- _To do_: Edit the records below by replacing every "interactable" with "clickable", and leave every other part of the records unchanged.

-- Start Information supplied --

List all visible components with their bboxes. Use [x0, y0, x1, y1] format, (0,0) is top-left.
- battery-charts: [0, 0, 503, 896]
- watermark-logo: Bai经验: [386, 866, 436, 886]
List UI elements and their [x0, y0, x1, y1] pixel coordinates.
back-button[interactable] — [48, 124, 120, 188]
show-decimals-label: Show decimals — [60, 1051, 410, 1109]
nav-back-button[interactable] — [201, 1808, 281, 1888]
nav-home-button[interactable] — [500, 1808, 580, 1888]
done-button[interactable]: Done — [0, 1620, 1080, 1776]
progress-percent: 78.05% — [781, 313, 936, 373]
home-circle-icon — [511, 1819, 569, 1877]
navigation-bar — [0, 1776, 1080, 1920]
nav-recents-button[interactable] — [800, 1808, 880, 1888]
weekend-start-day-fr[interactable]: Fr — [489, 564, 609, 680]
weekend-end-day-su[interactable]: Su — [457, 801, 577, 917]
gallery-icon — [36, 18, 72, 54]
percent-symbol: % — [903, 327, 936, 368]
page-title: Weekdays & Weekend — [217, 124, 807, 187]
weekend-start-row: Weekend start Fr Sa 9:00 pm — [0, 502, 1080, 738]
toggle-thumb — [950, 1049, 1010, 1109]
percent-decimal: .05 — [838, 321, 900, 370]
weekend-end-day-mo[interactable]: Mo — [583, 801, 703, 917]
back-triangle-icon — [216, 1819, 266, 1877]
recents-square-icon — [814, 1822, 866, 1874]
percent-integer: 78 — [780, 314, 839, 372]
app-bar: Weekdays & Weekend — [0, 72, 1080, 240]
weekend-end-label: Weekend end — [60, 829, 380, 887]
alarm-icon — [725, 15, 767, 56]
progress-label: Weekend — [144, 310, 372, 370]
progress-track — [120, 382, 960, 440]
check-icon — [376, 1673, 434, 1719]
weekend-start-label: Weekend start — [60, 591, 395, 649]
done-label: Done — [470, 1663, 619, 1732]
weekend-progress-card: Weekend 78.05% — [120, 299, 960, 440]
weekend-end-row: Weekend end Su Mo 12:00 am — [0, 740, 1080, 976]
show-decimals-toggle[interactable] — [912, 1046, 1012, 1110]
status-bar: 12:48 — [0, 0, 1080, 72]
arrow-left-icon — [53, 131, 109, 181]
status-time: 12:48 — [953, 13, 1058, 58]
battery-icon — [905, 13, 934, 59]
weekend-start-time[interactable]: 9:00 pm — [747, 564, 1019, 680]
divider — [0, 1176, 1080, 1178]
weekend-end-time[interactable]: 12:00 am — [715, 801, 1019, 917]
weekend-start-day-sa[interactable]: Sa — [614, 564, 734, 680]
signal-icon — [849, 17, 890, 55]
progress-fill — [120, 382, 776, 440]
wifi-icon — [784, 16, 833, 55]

-- End Information supplied --

- _Written answer_:
List all visible components with their bboxes. Use [x0, y0, x1, y1] format, (0,0) is top-left.
- battery-charts: [0, 0, 503, 896]
- watermark-logo: Bai经验: [386, 866, 436, 886]
List UI elements and their [x0, y0, x1, y1] pixel coordinates.
back-button[clickable] — [48, 124, 120, 188]
show-decimals-label: Show decimals — [60, 1051, 410, 1109]
nav-back-button[clickable] — [201, 1808, 281, 1888]
nav-home-button[clickable] — [500, 1808, 580, 1888]
done-button[clickable]: Done — [0, 1620, 1080, 1776]
progress-percent: 78.05% — [781, 313, 936, 373]
home-circle-icon — [511, 1819, 569, 1877]
navigation-bar — [0, 1776, 1080, 1920]
nav-recents-button[clickable] — [800, 1808, 880, 1888]
weekend-start-day-fr[clickable]: Fr — [489, 564, 609, 680]
weekend-end-day-su[clickable]: Su — [457, 801, 577, 917]
gallery-icon — [36, 18, 72, 54]
percent-symbol: % — [903, 327, 936, 368]
page-title: Weekdays & Weekend — [217, 124, 807, 187]
weekend-start-row: Weekend start Fr Sa 9:00 pm — [0, 502, 1080, 738]
toggle-thumb — [950, 1049, 1010, 1109]
percent-decimal: .05 — [838, 321, 900, 370]
weekend-end-day-mo[clickable]: Mo — [583, 801, 703, 917]
back-triangle-icon — [216, 1819, 266, 1877]
recents-square-icon — [814, 1822, 866, 1874]
percent-integer: 78 — [780, 314, 839, 372]
app-bar: Weekdays & Weekend — [0, 72, 1080, 240]
weekend-end-label: Weekend end — [60, 829, 380, 887]
alarm-icon — [725, 15, 767, 56]
progress-label: Weekend — [144, 310, 372, 370]
progress-track — [120, 382, 960, 440]
check-icon — [376, 1673, 434, 1719]
weekend-start-label: Weekend start — [60, 591, 395, 649]
done-label: Done — [470, 1663, 619, 1732]
weekend-progress-card: Weekend 78.05% — [120, 299, 960, 440]
weekend-end-row: Weekend end Su Mo 12:00 am — [0, 740, 1080, 976]
show-decimals-toggle[clickable] — [912, 1046, 1012, 1110]
status-bar: 12:48 — [0, 0, 1080, 72]
arrow-left-icon — [53, 131, 109, 181]
status-time: 12:48 — [953, 13, 1058, 58]
battery-icon — [905, 13, 934, 59]
weekend-start-time[clickable]: 9:00 pm — [747, 564, 1019, 680]
divider — [0, 1176, 1080, 1178]
weekend-end-time[clickable]: 12:00 am — [715, 801, 1019, 917]
weekend-start-day-sa[clickable]: Sa — [614, 564, 734, 680]
signal-icon — [849, 17, 890, 55]
progress-fill — [120, 382, 776, 440]
wifi-icon — [784, 16, 833, 55]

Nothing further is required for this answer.